Dataset items:
+--

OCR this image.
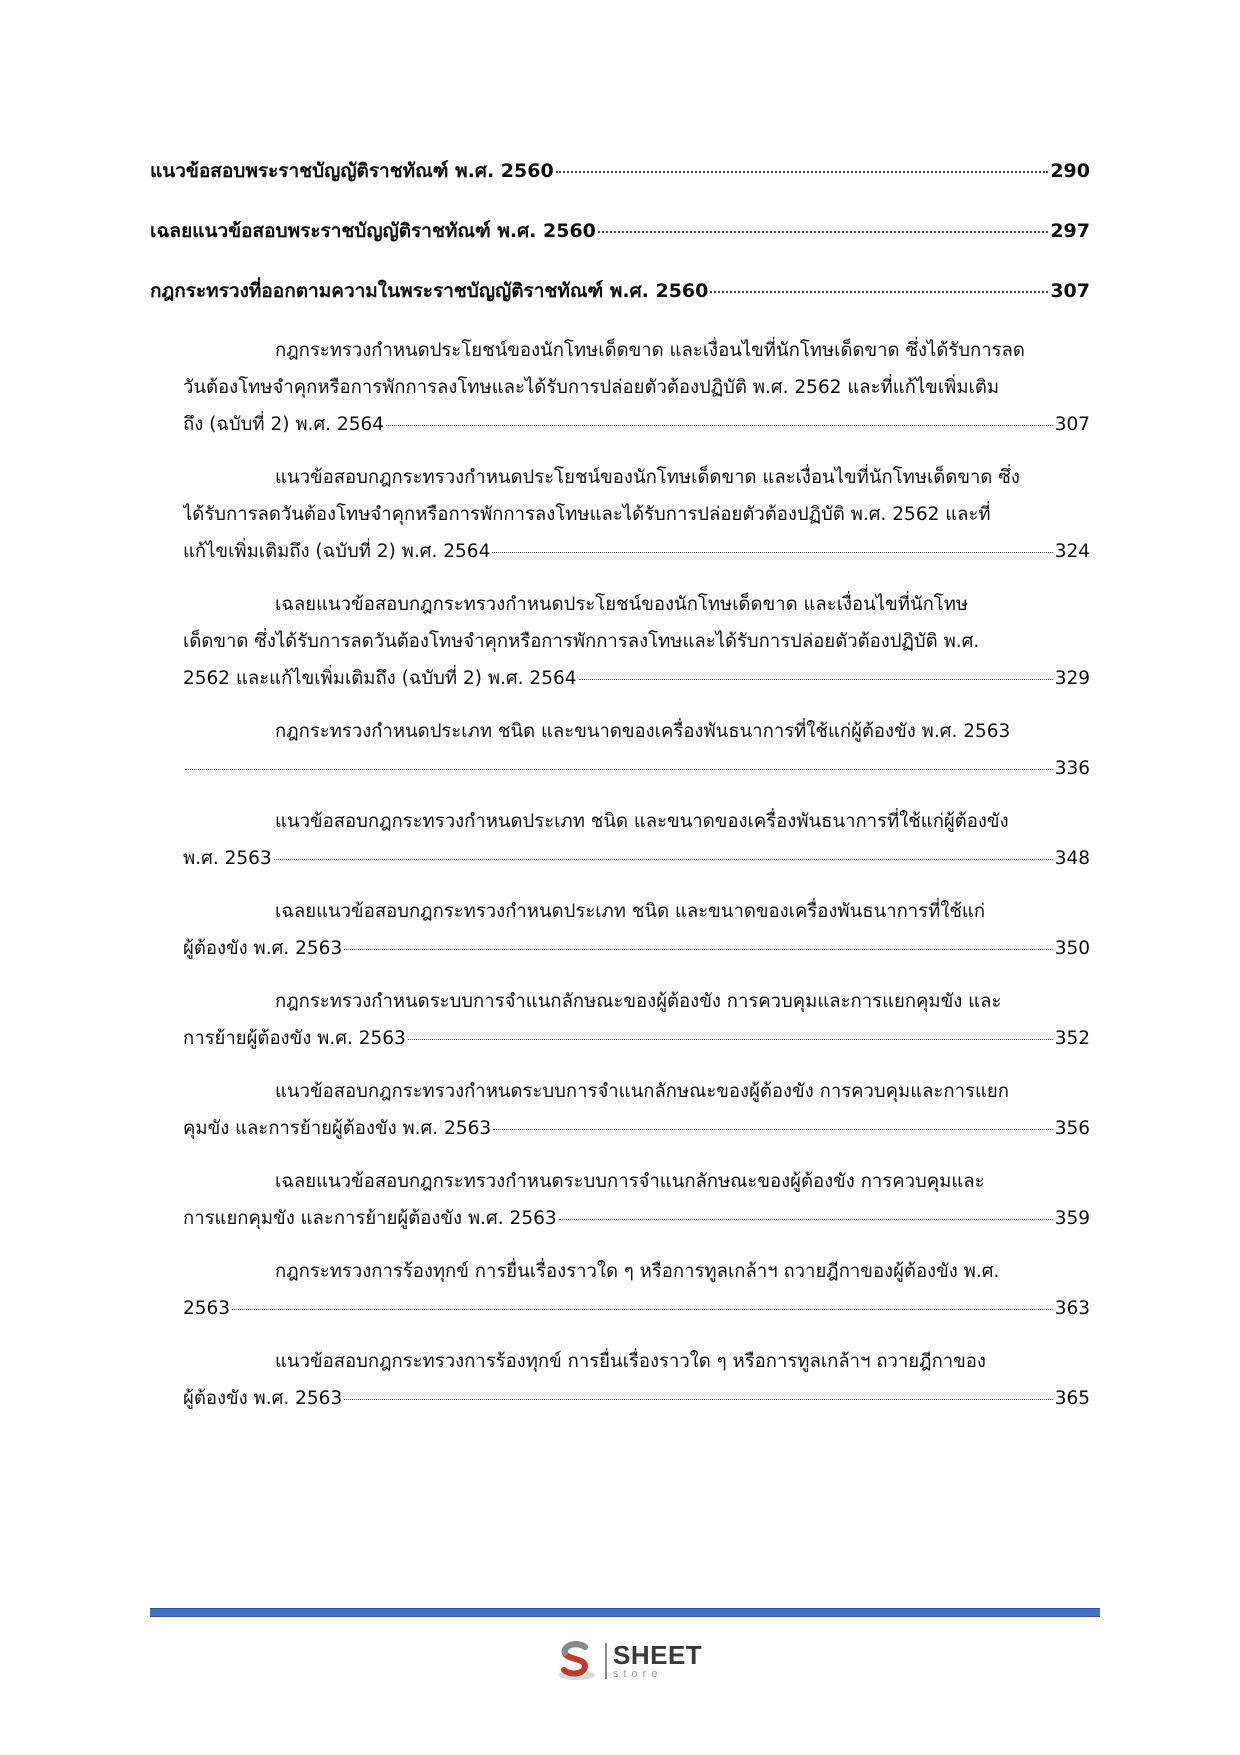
แนวข้อสอบพระราชบัญญัติราชทัณฑ์ พ.ศ. 2560	290
เฉลยแนวข้อสอบพระราชบัญญัติราชทัณฑ์ พ.ศ. 2560	297
กฎกระทรวงที่ออกตามความในพระราชบัญญัติราชทัณฑ์ พ.ศ. 2560	307
กฎกระทรวงกำหนดประโยชน์ของนักโทษเด็ดขาด และเงื่อนไขที่นักโทษเด็ดขาด ซึ่งได้รับการลด
วันต้องโทษจำคุกหรือการพักการลงโทษและได้รับการปล่อยตัวต้องปฏิบัติ พ.ศ. 2562 และที่แก้ไขเพิ่มเติม
ถึง (ฉบับที่ 2) พ.ศ. 2564	307
แนวข้อสอบกฎกระทรวงกำหนดประโยชน์ของนักโทษเด็ดขาด และเงื่อนไขที่นักโทษเด็ดขาด ซึ่ง
ได้รับการลดวันต้องโทษจำคุกหรือการพักการลงโทษและได้รับการปล่อยตัวต้องปฏิบัติ พ.ศ. 2562 และที่
แก้ไขเพิ่มเติมถึง (ฉบับที่ 2) พ.ศ. 2564	324
เฉลยแนวข้อสอบกฎกระทรวงกำหนดประโยชน์ของนักโทษเด็ดขาด และเงื่อนไขที่นักโทษ
เด็ดขาด ซึ่งได้รับการลดวันต้องโทษจำคุกหรือการพักการลงโทษและได้รับการปล่อยตัวต้องปฏิบัติ พ.ศ.
2562 และแก้ไขเพิ่มเติมถึง (ฉบับที่ 2) พ.ศ. 2564	329
กฎกระทรวงกำหนดประเภท ชนิด และขนาดของเครื่องพันธนาการที่ใช้แก่ผู้ต้องขัง พ.ศ. 2563
336
แนวข้อสอบกฎกระทรวงกำหนดประเภท ชนิด และขนาดของเครื่องพันธนาการที่ใช้แก่ผู้ต้องขัง
พ.ศ. 2563	348
เฉลยแนวข้อสอบกฎกระทรวงกำหนดประเภท ชนิด และขนาดของเครื่องพันธนาการที่ใช้แก่
ผู้ต้องขัง พ.ศ. 2563	350
กฎกระทรวงกำหนดระบบการจำแนกลักษณะของผู้ต้องขัง การควบคุมและการแยกคุมขัง และ
การย้ายผู้ต้องขัง พ.ศ. 2563	352
แนวข้อสอบกฎกระทรวงกำหนดระบบการจำแนกลักษณะของผู้ต้องขัง การควบคุมและการแยก
คุมขัง และการย้ายผู้ต้องขัง พ.ศ. 2563	356
เฉลยแนวข้อสอบกฎกระทรวงกำหนดระบบการจำแนกลักษณะของผู้ต้องขัง การควบคุมและ
การแยกคุมขัง และการย้ายผู้ต้องขัง พ.ศ. 2563	359
กฎกระทรวงการร้องทุกข์ การยื่นเรื่องราวใด ๆ หรือการทูลเกล้าฯ ถวายฎีกาของผู้ต้องขัง พ.ศ.
2563	363
แนวข้อสอบกฎกระทรวงการร้องทุกข์ การยื่นเรื่องราวใด ๆ หรือการทูลเกล้าฯ ถวายฎีกาของ
ผู้ต้องขัง พ.ศ. 2563	365
SHEET
store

+--

Return all the entries word for word, but omit any pictures they contain.

OCR this image.
แนวข้อสอบพระราชบัญญัติราชทัณฑ์ พ.ศ. 2560	290
เฉลยแนวข้อสอบพระราชบัญญัติราชทัณฑ์ พ.ศ. 2560	297
กฎกระทรวงที่ออกตามความในพระราชบัญญัติราชทัณฑ์ พ.ศ. 2560	307
กฎกระทรวงกำหนดประโยชน์ของนักโทษเด็ดขาด และเงื่อนไขที่นักโทษเด็ดขาด ซึ่งได้รับการลด
วันต้องโทษจำคุกหรือการพักการลงโทษและได้รับการปล่อยตัวต้องปฏิบัติ พ.ศ. 2562 และที่แก้ไขเพิ่มเติม
ถึง (ฉบับที่ 2) พ.ศ. 2564	307
แนวข้อสอบกฎกระทรวงกำหนดประโยชน์ของนักโทษเด็ดขาด และเงื่อนไขที่นักโทษเด็ดขาด ซึ่ง
ได้รับการลดวันต้องโทษจำคุกหรือการพักการลงโทษและได้รับการปล่อยตัวต้องปฏิบัติ พ.ศ. 2562 และที่
แก้ไขเพิ่มเติมถึง (ฉบับที่ 2) พ.ศ. 2564	324
เฉลยแนวข้อสอบกฎกระทรวงกำหนดประโยชน์ของนักโทษเด็ดขาด และเงื่อนไขที่นักโทษ
เด็ดขาด ซึ่งได้รับการลดวันต้องโทษจำคุกหรือการพักการลงโทษและได้รับการปล่อยตัวต้องปฏิบัติ พ.ศ.
2562 และแก้ไขเพิ่มเติมถึง (ฉบับที่ 2) พ.ศ. 2564	329
กฎกระทรวงกำหนดประเภท ชนิด และขนาดของเครื่องพันธนาการที่ใช้แก่ผู้ต้องขัง พ.ศ. 2563
336
แนวข้อสอบกฎกระทรวงกำหนดประเภท ชนิด และขนาดของเครื่องพันธนาการที่ใช้แก่ผู้ต้องขัง
พ.ศ. 2563	348
เฉลยแนวข้อสอบกฎกระทรวงกำหนดประเภท ชนิด และขนาดของเครื่องพันธนาการที่ใช้แก่
ผู้ต้องขัง พ.ศ. 2563	350
กฎกระทรวงกำหนดระบบการจำแนกลักษณะของผู้ต้องขัง การควบคุมและการแยกคุมขัง และ
การย้ายผู้ต้องขัง พ.ศ. 2563	352
แนวข้อสอบกฎกระทรวงกำหนดระบบการจำแนกลักษณะของผู้ต้องขัง การควบคุมและการแยก
คุมขัง และการย้ายผู้ต้องขัง พ.ศ. 2563	356
เฉลยแนวข้อสอบกฎกระทรวงกำหนดระบบการจำแนกลักษณะของผู้ต้องขัง การควบคุมและ
การแยกคุมขัง และการย้ายผู้ต้องขัง พ.ศ. 2563	359
กฎกระทรวงการร้องทุกข์ การยื่นเรื่องราวใด ๆ หรือการทูลเกล้าฯ ถวายฎีกาของผู้ต้องขัง พ.ศ.
2563	363
แนวข้อสอบกฎกระทรวงการร้องทุกข์ การยื่นเรื่องราวใด ๆ หรือการทูลเกล้าฯ ถวายฎีกาของ
ผู้ต้องขัง พ.ศ. 2563	365
SHEET
store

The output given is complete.